SHORT TASK:
Which lines in the material below contain the string "Last"? List every such line in full, and treat uppercase and lowercase letters as different.

Annotated region listings:
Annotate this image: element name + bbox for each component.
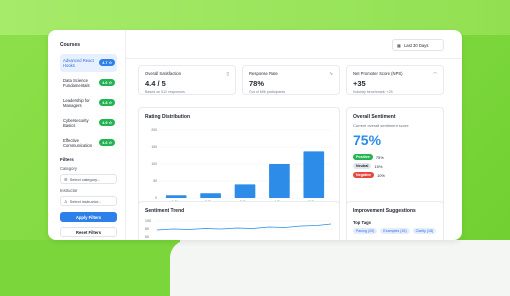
sentiment-trend-chart: 100 80 60 — [145, 219, 333, 239]
rating-badge: 4.7 ☆ — [99, 59, 115, 66]
course-name: Leadership for Managers — [63, 98, 90, 108]
neutral-pill: Neutral — [353, 163, 372, 169]
instructor-label: Instructor — [60, 188, 78, 193]
kpi-subtext: Industry benchmark: +25 — [353, 90, 393, 94]
apply-filters-button[interactable]: Apply Filters — [60, 212, 117, 222]
kpi-card-nps: Net Promoter Score (NPS) ◠ +35 Industry … — [346, 65, 444, 95]
rating-badge: 4.8 ☆ — [99, 99, 115, 106]
kpi-subtext: Out of 656 participants — [249, 90, 286, 94]
sentiment-row-neutral: Neutral 15% — [353, 163, 437, 169]
date-range-label: Last 30 Days — [403, 42, 429, 48]
sidebar-item-course[interactable]: Effective Communication 4.6 ☆ — [60, 134, 117, 152]
positive-value: 75% — [375, 154, 384, 160]
background-curve — [170, 240, 510, 296]
bar[interactable] — [200, 193, 221, 198]
y-tick-label: 150 — [151, 145, 157, 149]
neutral-value: 15% — [374, 163, 383, 169]
bar[interactable] — [165, 195, 187, 198]
gauge-icon: ◠ — [433, 71, 437, 76]
trend-title: Sentiment Trend — [145, 208, 185, 214]
trend-tick: 100 — [145, 219, 151, 223]
rating-badge: 4.6 ☆ — [99, 79, 115, 86]
kpi-card-satisfaction: Overall Satisfaction ▯ 4.4 / 5 Based on … — [138, 65, 236, 95]
course-name: Data Science Fundamentals — [63, 78, 90, 88]
y-tick-label: 200 — [151, 128, 157, 132]
date-range-picker[interactable]: ▦ Last 30 Days — [392, 39, 444, 51]
course-name: Advanced React Hooks — [63, 58, 94, 68]
sidebar-item-course[interactable]: Data Science Fundamentals 4.6 ☆ — [60, 74, 117, 92]
bar[interactable] — [269, 164, 290, 198]
kpi-title: Overall Satisfaction — [145, 71, 182, 76]
category-placeholder: Select category... — [69, 176, 101, 182]
positive-pill: Positive — [353, 154, 373, 160]
tag-chip[interactable]: Examples (15) — [380, 228, 410, 234]
trend-tick: 80 — [145, 227, 149, 231]
rating-distribution-title: Rating Distribution — [145, 114, 190, 120]
dashboard-window: Courses Advanced React Hooks 4.7 ☆ Data … — [48, 30, 462, 240]
category-select[interactable]: ☰ Select category... — [60, 174, 117, 184]
instructor-placeholder: Select instructor... — [69, 198, 102, 204]
trend-tick: 60 — [145, 235, 149, 239]
negative-pill: Negative — [353, 172, 374, 178]
clipboard-icon: ▯ — [226, 71, 229, 76]
top-tags-label: Top Tags — [353, 220, 371, 225]
tag-chip[interactable]: Clarity (18) — [412, 228, 437, 234]
list-icon: ☰ — [64, 176, 68, 182]
kpi-title: Response Rate — [249, 71, 278, 76]
sentiment-trend-card: Sentiment Trend 100 80 60 — [138, 201, 340, 240]
y-tick-label: 50 — [153, 179, 157, 183]
courses-heading: Courses — [60, 42, 81, 48]
rating-badge: 4.9 ☆ — [99, 119, 115, 126]
header-divider — [126, 58, 462, 59]
kpi-card-response-rate: Response Rate ∿ 78% Out of 656 participa… — [242, 65, 340, 95]
improvement-suggestions-card: Improvement Suggestions Top Tags Pacing … — [346, 201, 444, 240]
kpi-value: 78% — [249, 79, 265, 88]
category-label: Category — [60, 166, 77, 171]
kpi-value: 4.4 / 5 — [145, 79, 166, 88]
sentiment-row-negative: Negative 10% — [353, 172, 437, 178]
course-name: Effective Communication — [63, 138, 93, 148]
negative-value: 10% — [376, 172, 385, 178]
sidebar-item-course[interactable]: Cybersecurity Basics 4.9 ☆ — [60, 114, 117, 132]
tag-chip[interactable]: Pacing (20) — [353, 228, 378, 234]
filters-heading: Filters — [60, 157, 74, 162]
reset-filters-button[interactable]: Reset Filters — [60, 227, 117, 237]
kpi-subtext: Based on 512 responses — [145, 90, 185, 94]
kpi-title: Net Promoter Score (NPS) — [353, 71, 403, 76]
sidebar-item-course[interactable]: Advanced React Hooks 4.7 ☆ — [60, 54, 117, 72]
calendar-icon: ▦ — [397, 42, 401, 48]
rating-badge: 4.6 ☆ — [99, 139, 115, 146]
instructor-select[interactable]: ♙ Select instructor... — [60, 196, 117, 206]
bar[interactable] — [234, 184, 256, 198]
y-tick-label: 100 — [151, 162, 157, 166]
kpi-value: +35 — [353, 79, 366, 88]
course-name: Cybersecurity Basics — [63, 118, 89, 128]
sidebar: Courses Advanced React Hooks 4.7 ☆ Data … — [48, 30, 126, 240]
sentiment-row-positive: Positive 75% — [353, 154, 437, 160]
sentiment-subtitle: Current overall sentiment score — [353, 123, 409, 128]
bar[interactable] — [303, 151, 325, 198]
user-icon: ♙ — [64, 198, 68, 204]
background-green-shape — [0, 240, 180, 296]
activity-icon: ∿ — [329, 71, 333, 76]
suggestions-title: Improvement Suggestions — [353, 208, 416, 214]
sentiment-score: 75% — [353, 132, 382, 148]
sidebar-item-course[interactable]: Leadership for Managers 4.8 ☆ — [60, 94, 117, 112]
y-tick-label: 0 — [155, 196, 157, 200]
sentiment-title: Overall Sentiment — [353, 114, 396, 120]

REPLY:
date-range-label: Last 30 Days — [403, 42, 429, 48]
date-range-picker[interactable]: ▦ Last 30 Days — [392, 39, 444, 51]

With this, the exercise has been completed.